* [DIRECTION]
Every line of the data must be copied exactly.
** Start DATASET EXCERPTS **
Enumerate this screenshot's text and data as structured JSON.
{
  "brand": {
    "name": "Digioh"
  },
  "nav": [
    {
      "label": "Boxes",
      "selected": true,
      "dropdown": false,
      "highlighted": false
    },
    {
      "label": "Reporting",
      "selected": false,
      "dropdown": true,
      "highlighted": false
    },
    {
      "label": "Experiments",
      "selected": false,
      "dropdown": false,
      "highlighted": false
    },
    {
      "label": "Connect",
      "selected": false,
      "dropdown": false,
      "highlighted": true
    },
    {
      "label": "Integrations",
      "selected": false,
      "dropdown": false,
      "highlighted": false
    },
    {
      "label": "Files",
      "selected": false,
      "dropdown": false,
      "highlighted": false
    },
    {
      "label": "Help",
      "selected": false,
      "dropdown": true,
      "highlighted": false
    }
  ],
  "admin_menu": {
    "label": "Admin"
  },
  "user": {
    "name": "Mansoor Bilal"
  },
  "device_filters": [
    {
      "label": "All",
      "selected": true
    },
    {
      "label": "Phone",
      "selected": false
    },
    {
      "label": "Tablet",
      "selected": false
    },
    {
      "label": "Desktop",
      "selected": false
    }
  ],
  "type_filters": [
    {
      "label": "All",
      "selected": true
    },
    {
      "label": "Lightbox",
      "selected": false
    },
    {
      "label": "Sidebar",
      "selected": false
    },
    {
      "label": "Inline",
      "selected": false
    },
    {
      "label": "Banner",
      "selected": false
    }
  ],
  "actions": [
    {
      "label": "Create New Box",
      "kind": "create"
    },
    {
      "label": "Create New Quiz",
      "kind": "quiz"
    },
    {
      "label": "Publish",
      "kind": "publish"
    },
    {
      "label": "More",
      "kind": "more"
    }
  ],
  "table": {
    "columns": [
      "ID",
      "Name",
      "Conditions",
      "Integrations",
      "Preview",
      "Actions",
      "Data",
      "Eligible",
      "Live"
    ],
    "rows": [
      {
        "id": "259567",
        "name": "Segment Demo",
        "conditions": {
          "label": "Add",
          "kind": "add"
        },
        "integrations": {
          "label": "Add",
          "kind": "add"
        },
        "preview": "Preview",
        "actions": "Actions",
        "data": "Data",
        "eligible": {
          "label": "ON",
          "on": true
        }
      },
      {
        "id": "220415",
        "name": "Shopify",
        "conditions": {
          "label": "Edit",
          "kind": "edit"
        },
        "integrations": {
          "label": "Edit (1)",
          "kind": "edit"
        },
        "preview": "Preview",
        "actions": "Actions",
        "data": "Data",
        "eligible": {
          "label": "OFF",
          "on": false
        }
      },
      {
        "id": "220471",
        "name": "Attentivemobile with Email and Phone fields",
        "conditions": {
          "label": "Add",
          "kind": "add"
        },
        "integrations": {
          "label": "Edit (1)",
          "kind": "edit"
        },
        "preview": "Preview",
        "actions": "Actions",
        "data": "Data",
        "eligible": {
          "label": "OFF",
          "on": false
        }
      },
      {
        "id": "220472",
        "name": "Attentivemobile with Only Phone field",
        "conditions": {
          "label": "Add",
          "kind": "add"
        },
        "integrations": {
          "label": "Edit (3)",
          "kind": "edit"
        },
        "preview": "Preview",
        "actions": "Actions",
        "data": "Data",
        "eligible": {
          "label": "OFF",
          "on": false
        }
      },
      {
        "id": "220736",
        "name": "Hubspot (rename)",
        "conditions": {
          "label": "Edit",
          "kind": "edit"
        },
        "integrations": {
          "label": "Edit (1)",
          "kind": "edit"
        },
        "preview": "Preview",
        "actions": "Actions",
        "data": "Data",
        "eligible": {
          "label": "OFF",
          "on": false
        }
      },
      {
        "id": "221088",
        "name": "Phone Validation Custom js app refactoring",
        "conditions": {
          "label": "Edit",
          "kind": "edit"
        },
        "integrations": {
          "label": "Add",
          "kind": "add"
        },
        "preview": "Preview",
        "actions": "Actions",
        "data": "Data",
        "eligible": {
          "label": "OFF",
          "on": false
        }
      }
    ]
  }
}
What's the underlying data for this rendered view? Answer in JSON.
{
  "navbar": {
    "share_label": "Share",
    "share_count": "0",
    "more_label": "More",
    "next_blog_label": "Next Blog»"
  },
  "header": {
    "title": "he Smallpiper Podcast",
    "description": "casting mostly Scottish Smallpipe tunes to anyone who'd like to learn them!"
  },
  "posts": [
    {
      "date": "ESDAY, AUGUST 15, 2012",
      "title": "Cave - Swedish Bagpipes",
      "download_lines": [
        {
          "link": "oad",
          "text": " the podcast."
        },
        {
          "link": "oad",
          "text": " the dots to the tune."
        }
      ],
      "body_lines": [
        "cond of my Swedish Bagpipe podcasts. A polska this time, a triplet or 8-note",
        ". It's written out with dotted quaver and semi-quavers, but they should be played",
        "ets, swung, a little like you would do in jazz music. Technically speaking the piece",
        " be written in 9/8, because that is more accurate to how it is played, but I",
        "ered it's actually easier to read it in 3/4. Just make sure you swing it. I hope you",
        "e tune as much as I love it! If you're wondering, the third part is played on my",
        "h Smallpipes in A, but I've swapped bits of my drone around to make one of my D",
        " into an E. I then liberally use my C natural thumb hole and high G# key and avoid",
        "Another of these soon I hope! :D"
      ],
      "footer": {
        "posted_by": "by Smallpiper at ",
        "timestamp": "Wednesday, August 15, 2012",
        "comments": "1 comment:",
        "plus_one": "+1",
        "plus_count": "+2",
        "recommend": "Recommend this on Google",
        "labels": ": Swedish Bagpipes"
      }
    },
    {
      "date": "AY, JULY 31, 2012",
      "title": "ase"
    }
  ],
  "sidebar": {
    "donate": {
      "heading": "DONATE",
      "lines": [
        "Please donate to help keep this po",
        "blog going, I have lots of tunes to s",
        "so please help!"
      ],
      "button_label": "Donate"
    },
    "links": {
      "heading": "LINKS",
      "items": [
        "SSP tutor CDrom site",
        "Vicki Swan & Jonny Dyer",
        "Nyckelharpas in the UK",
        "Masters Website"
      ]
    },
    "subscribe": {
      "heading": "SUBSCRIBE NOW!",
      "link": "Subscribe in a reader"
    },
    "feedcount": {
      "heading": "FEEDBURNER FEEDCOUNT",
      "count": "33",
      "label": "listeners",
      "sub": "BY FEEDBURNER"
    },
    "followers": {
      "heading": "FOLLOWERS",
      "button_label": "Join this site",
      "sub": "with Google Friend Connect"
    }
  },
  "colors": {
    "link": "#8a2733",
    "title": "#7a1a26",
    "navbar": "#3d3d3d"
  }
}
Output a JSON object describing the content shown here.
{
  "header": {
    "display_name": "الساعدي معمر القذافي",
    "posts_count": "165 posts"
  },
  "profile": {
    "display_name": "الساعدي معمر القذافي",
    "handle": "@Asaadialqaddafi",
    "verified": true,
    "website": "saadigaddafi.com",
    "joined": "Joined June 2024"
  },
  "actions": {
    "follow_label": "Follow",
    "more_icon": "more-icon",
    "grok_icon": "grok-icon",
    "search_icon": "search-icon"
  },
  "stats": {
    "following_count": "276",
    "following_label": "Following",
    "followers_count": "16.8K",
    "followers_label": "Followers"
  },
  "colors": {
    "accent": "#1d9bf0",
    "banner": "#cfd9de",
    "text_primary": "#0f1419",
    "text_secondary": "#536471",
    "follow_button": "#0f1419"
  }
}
** End DATASET EXCERPTS **
* [SOLUTION FOR THIS TASK]
Enumerate this screenshot's text and data as structured JSON.
{
  "brand": {
    "name": "Digioh"
  },
  "nav": [
    {
      "label": "Boxes",
      "selected": true,
      "dropdown": false,
      "highlighted": false
    },
    {
      "label": "Reporting",
      "selected": false,
      "dropdown": true,
      "highlighted": false
    },
    {
      "label": "Experiments",
      "selected": false,
      "dropdown": false,
      "highlighted": false
    },
    {
      "label": "Connect",
      "selected": false,
      "dropdown": false,
      "highlighted": true
    },
    {
      "label": "Integrations",
      "selected": false,
      "dropdown": false,
      "highlighted": false
    },
    {
      "label": "Files",
      "selected": false,
      "dropdown": false,
      "highlighted": false
    },
    {
      "label": "Help",
      "selected": false,
      "dropdown": true,
      "highlighted": false
    }
  ],
  "admin_menu": {
    "label": "Admin"
  },
  "user": {
    "name": "Mansoor Bilal"
  },
  "device_filters": [
    {
      "label": "All",
      "selected": true
    },
    {
      "label": "Phone",
      "selected": false
    },
    {
      "label": "Tablet",
      "selected": false
    },
    {
      "label": "Desktop",
      "selected": false
    }
  ],
  "type_filters": [
    {
      "label": "All",
      "selected": true
    },
    {
      "label": "Lightbox",
      "selected": false
    },
    {
      "label": "Sidebar",
      "selected": false
    },
    {
      "label": "Inline",
      "selected": false
    },
    {
      "label": "Banner",
      "selected": false
    }
  ],
  "actions": [
    {
      "label": "Create New Box",
      "kind": "create"
    },
    {
      "label": "Create New Quiz",
      "kind": "quiz"
    },
    {
      "label": "Publish",
      "kind": "publish"
    },
    {
      "label": "More",
      "kind": "more"
    }
  ],
  "table": {
    "columns": [
      "ID",
      "Name",
      "Conditions",
      "Integrations",
      "Preview",
      "Actions",
      "Data",
      "Eligible",
      "Live"
    ],
    "rows": [
      {
        "id": "259567",
        "name": "Segment Demo",
        "conditions": {
          "label": "Add",
          "kind": "add"
        },
        "integrations": {
          "label": "Add",
          "kind": "add"
        },
        "preview": "Preview",
        "actions": "Actions",
        "data": "Data",
        "eligible": {
          "label": "ON",
          "on": true
        }
      },
      {
        "id": "220415",
        "name": "Shopify",
        "conditions": {
          "label": "Edit",
          "kind": "edit"
        },
        "integrations": {
          "label": "Edit (1)",
          "kind": "edit"
        },
        "preview": "Preview",
        "actions": "Actions",
        "data": "Data",
        "eligible": {
          "label": "OFF",
          "on": false
        }
      },
      {
        "id": "220471",
        "name": "Attentivemobile with Email and Phone fields",
        "conditions": {
          "label": "Add",
          "kind": "add"
        },
        "integrations": {
          "label": "Edit (1)",
          "kind": "edit"
        },
        "preview": "Preview",
        "actions": "Actions",
        "data": "Data",
        "eligible": {
          "label": "OFF",
          "on": false
        }
      },
      {
        "id": "220472",
        "name": "Attentivemobile with Only Phone field",
        "conditions": {
          "label": "Add",
          "kind": "add"
        },
        "integrations": {
          "label": "Edit (3)",
          "kind": "edit"
        },
        "preview": "Preview",
        "actions": "Actions",
        "data": "Data",
        "eligible": {
          "label": "OFF",
          "on": false
        }
      },
      {
        "id": "220736",
        "name": "Hubspot (rename)",
        "conditions": {
          "label": "Edit",
          "kind": "edit"
        },
        "integrations": {
          "label": "Edit (1)",
          "kind": "edit"
        },
        "preview": "Preview",
        "actions": "Actions",
        "data": "Data",
        "eligible": {
          "label": "OFF",
          "on": false
        }
      },
      {
        "id": "221088",
        "name": "Phone Validation Custom js app refactoring",
        "conditions": {
          "label": "Edit",
          "kind": "edit"
        },
        "integrations": {
          "label": "Add",
          "kind": "add"
        },
        "preview": "Preview",
        "actions": "Actions",
        "data": "Data",
        "eligible": {
          "label": "OFF",
          "on": false
        }
      }
    ]
  }
}
What's the underlying data for this rendered view? Answer in JSON.
{
  "navbar": {
    "share_label": "Share",
    "share_count": "0",
    "more_label": "More",
    "next_blog_label": "Next Blog»"
  },
  "header": {
    "title": "he Smallpiper Podcast",
    "description": "casting mostly Scottish Smallpipe tunes to anyone who'd like to learn them!"
  },
  "posts": [
    {
      "date": "ESDAY, AUGUST 15, 2012",
      "title": "Cave - Swedish Bagpipes",
      "download_lines": [
        {
          "link": "oad",
          "text": " the podcast."
        },
        {
          "link": "oad",
          "text": " the dots to the tune."
        }
      ],
      "body_lines": [
        "cond of my Swedish Bagpipe podcasts. A polska this time, a triplet or 8-note",
        ". It's written out with dotted quaver and semi-quavers, but they should be played",
        "ets, swung, a little like you would do in jazz music. Technically speaking the piece",
        " be written in 9/8, because that is more accurate to how it is played, but I",
        "ered it's actually easier to read it in 3/4. Just make sure you swing it. I hope you",
        "e tune as much as I love it! If you're wondering, the third part is played on my",
        "h Smallpipes in A, but I've swapped bits of my drone around to make one of my D",
        " into an E. I then liberally use my C natural thumb hole and high G# key and avoid",
        "Another of these soon I hope! :D"
      ],
      "footer": {
        "posted_by": "by Smallpiper at ",
        "timestamp": "Wednesday, August 15, 2012",
        "comments": "1 comment:",
        "plus_one": "+1",
        "plus_count": "+2",
        "recommend": "Recommend this on Google",
        "labels": ": Swedish Bagpipes"
      }
    },
    {
      "date": "AY, JULY 31, 2012",
      "title": "ase"
    }
  ],
  "sidebar": {
    "donate": {
      "heading": "DONATE",
      "lines": [
        "Please donate to help keep this po",
        "blog going, I have lots of tunes to s",
        "so please help!"
      ],
      "button_label": "Donate"
    },
    "links": {
      "heading": "LINKS",
      "items": [
        "SSP tutor CDrom site",
        "Vicki Swan & Jonny Dyer",
        "Nyckelharpas in the UK",
        "Masters Website"
      ]
    },
    "subscribe": {
      "heading": "SUBSCRIBE NOW!",
      "link": "Subscribe in a reader"
    },
    "feedcount": {
      "heading": "FEEDBURNER FEEDCOUNT",
      "count": "33",
      "label": "listeners",
      "sub": "BY FEEDBURNER"
    },
    "followers": {
      "heading": "FOLLOWERS",
      "button_label": "Join this site",
      "sub": "with Google Friend Connect"
    }
  },
  "colors": {
    "link": "#8a2733",
    "title": "#7a1a26",
    "navbar": "#3d3d3d"
  }
}
Output a JSON object describing the content shown here.
{
  "header": {
    "display_name": "الساعدي معمر القذافي",
    "posts_count": "165 posts"
  },
  "profile": {
    "display_name": "الساعدي معمر القذافي",
    "handle": "@Asaadialqaddafi",
    "verified": true,
    "website": "saadigaddafi.com",
    "joined": "Joined June 2024"
  },
  "actions": {
    "follow_label": "Follow",
    "more_icon": "more-icon",
    "grok_icon": "grok-icon",
    "search_icon": "search-icon"
  },
  "stats": {
    "following_count": "276",
    "following_label": "Following",
    "followers_count": "16.8K",
    "followers_label": "Followers"
  },
  "colors": {
    "accent": "#1d9bf0",
    "banner": "#cfd9de",
    "text_primary": "#0f1419",
    "text_secondary": "#536471",
    "follow_button": "#0f1419"
  }
}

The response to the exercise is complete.